[Entries taken from a collection]
## Start

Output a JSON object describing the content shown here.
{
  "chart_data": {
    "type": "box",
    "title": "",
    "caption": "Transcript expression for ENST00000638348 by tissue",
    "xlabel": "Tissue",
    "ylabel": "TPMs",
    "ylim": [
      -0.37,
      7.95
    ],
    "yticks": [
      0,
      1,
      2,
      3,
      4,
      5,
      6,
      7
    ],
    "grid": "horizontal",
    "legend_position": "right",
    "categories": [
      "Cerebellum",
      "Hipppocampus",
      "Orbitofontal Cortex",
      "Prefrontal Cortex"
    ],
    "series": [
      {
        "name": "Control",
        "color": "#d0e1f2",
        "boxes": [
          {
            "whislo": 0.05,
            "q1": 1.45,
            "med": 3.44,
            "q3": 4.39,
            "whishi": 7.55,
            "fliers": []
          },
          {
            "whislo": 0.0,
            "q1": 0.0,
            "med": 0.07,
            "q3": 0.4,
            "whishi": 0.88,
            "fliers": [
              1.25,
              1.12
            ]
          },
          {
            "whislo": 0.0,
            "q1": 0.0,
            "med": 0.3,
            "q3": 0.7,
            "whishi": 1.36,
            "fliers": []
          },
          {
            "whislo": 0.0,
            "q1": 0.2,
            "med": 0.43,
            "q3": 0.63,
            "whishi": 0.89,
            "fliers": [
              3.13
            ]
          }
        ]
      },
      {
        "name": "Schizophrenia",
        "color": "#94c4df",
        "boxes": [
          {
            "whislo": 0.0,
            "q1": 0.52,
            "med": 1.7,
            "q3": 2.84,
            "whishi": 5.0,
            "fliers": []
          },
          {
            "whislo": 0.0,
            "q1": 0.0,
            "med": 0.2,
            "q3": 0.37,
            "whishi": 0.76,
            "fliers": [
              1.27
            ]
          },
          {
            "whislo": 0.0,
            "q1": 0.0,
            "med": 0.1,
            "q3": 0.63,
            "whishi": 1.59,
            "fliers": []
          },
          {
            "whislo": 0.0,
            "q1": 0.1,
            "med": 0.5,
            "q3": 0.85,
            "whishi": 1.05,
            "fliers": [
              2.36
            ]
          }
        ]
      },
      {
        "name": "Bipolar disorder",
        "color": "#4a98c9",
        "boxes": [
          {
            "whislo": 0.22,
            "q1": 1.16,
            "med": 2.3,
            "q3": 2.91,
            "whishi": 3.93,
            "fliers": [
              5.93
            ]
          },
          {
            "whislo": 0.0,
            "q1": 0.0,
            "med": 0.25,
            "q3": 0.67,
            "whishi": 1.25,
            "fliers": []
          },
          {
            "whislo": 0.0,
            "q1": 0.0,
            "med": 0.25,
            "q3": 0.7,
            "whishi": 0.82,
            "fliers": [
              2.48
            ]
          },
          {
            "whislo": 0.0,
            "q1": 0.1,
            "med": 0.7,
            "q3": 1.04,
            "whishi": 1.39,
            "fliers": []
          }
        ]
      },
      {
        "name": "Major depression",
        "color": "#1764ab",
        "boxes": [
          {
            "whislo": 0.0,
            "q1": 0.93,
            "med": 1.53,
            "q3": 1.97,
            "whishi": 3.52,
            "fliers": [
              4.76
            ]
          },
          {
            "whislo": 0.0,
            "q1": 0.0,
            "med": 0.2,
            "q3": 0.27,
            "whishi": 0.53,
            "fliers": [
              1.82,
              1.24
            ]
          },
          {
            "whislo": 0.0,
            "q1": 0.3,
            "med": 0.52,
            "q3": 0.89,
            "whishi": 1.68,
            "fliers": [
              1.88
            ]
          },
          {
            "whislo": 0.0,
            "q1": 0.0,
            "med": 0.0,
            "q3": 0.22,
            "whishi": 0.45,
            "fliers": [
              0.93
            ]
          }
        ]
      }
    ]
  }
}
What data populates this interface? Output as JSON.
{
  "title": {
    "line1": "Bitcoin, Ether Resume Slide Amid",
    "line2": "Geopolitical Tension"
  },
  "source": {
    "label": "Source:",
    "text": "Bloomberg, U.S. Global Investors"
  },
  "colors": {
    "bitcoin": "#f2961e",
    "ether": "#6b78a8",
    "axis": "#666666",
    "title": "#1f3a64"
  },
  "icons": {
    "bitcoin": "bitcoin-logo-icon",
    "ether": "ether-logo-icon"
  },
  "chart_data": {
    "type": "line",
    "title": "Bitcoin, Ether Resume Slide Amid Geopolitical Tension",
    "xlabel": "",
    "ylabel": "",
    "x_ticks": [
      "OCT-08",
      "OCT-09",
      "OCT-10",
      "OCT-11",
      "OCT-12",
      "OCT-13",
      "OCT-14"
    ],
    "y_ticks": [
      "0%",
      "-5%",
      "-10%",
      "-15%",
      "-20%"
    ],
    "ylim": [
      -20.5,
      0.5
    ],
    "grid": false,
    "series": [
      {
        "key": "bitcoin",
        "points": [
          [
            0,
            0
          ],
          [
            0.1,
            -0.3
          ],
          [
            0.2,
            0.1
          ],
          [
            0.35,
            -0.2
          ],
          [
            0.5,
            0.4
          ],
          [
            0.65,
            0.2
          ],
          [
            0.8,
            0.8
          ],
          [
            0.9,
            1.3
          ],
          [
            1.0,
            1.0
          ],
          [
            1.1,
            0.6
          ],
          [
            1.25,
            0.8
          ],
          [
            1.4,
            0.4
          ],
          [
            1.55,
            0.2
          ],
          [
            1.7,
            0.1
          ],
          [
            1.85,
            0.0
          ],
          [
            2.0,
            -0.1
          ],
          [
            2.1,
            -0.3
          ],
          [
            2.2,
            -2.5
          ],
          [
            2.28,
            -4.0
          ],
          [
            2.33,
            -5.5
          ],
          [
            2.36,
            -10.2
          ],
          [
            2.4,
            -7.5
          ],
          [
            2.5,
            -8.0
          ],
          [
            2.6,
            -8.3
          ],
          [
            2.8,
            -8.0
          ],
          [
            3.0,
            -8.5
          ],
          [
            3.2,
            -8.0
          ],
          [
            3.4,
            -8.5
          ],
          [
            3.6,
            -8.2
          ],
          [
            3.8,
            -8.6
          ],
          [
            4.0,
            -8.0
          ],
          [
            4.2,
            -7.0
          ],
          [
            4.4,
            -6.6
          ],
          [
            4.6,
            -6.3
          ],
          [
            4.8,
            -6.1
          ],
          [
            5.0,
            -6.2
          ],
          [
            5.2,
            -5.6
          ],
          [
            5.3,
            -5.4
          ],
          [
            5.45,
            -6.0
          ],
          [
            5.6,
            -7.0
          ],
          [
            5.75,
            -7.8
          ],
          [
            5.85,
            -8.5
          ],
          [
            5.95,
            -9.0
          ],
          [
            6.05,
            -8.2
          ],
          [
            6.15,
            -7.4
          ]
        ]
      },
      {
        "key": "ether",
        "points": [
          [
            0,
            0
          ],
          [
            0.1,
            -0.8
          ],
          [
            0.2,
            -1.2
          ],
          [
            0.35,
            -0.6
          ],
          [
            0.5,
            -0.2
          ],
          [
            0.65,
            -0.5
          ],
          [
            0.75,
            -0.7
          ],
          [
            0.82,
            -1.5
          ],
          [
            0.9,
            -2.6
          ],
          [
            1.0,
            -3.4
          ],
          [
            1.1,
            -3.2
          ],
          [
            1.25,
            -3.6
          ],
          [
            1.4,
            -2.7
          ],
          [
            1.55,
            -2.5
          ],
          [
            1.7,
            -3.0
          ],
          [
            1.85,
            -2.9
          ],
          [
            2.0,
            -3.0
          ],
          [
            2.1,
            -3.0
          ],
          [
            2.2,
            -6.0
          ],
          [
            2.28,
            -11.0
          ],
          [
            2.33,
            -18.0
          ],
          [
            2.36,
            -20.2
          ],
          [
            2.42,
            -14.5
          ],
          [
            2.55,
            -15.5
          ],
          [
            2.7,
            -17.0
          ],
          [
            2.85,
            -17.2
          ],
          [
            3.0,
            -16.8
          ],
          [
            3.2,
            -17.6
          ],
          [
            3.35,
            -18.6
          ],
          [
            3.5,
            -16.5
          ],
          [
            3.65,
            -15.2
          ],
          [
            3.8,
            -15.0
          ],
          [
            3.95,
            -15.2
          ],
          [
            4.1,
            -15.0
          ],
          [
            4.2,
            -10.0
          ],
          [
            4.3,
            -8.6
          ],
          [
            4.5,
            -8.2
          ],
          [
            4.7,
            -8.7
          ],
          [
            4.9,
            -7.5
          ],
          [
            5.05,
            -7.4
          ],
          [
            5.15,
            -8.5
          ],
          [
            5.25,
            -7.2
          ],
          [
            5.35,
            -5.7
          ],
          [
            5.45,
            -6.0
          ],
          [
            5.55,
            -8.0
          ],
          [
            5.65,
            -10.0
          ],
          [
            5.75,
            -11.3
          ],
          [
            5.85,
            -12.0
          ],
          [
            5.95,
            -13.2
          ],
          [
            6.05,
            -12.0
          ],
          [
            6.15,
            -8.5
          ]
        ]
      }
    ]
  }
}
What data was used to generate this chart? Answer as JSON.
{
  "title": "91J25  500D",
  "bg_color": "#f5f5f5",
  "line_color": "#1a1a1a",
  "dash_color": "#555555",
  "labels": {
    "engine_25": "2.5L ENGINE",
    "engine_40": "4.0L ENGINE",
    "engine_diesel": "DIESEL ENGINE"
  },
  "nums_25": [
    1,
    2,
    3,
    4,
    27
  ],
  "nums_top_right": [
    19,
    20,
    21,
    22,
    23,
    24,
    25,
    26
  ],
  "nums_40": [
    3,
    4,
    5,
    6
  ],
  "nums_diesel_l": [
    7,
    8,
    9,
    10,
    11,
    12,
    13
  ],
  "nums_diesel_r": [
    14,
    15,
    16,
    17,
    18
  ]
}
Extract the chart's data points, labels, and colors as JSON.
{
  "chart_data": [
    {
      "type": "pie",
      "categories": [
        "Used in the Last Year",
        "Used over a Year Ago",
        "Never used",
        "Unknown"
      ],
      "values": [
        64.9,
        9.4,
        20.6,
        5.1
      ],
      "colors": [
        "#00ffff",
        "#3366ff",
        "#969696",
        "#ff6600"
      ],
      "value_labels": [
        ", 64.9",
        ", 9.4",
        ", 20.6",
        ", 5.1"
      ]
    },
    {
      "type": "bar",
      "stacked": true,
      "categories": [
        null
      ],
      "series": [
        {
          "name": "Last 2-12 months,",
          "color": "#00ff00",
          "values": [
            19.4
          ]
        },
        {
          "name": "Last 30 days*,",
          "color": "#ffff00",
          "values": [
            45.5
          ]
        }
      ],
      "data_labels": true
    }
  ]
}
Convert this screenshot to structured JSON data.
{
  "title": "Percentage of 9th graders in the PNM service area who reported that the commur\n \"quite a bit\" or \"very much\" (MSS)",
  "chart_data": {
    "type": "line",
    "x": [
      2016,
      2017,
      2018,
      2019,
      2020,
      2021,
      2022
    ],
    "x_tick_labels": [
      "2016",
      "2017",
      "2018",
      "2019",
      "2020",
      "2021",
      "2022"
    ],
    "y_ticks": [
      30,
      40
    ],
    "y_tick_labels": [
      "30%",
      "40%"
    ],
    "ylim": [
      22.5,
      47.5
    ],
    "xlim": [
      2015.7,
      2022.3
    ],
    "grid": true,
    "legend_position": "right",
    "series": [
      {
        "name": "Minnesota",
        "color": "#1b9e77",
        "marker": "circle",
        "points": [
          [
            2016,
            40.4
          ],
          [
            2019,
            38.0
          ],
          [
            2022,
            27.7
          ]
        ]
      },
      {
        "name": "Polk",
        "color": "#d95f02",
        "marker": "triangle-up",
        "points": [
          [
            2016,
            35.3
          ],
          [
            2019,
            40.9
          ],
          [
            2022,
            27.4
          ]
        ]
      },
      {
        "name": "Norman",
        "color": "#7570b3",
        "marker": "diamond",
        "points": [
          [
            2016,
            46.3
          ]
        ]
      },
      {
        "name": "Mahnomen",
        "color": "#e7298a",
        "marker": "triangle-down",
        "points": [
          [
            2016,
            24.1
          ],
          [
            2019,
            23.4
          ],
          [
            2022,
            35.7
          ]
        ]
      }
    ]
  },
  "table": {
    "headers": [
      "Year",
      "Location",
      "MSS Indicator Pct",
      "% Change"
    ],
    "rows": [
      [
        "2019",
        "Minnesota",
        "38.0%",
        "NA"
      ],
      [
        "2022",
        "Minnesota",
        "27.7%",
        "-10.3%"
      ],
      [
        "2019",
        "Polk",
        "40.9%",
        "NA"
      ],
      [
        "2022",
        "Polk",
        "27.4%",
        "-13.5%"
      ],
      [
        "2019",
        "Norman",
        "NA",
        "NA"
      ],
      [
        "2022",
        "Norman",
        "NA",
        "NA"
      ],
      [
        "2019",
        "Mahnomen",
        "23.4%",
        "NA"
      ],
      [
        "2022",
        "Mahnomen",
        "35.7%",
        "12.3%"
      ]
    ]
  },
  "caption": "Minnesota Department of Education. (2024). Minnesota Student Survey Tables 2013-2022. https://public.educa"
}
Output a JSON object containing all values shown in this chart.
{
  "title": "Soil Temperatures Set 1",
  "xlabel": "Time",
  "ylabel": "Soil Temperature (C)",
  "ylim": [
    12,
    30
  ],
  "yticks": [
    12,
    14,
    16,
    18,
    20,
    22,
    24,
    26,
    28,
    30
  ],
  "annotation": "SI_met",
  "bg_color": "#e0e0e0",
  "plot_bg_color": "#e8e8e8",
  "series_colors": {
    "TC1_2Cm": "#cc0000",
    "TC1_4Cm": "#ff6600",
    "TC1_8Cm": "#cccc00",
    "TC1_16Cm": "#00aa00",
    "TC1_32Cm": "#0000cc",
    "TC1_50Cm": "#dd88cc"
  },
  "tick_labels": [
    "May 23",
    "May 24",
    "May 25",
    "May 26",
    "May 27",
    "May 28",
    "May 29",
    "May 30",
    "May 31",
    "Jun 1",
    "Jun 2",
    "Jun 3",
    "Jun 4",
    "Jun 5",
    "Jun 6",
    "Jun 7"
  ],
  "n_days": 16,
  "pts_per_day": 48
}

## End

Exercise goal:
Using the listing above, show each line holding the string "Year".

Complete answer:
        "Used in the Last Year",
        "Used over a Year Ago",
      "Year",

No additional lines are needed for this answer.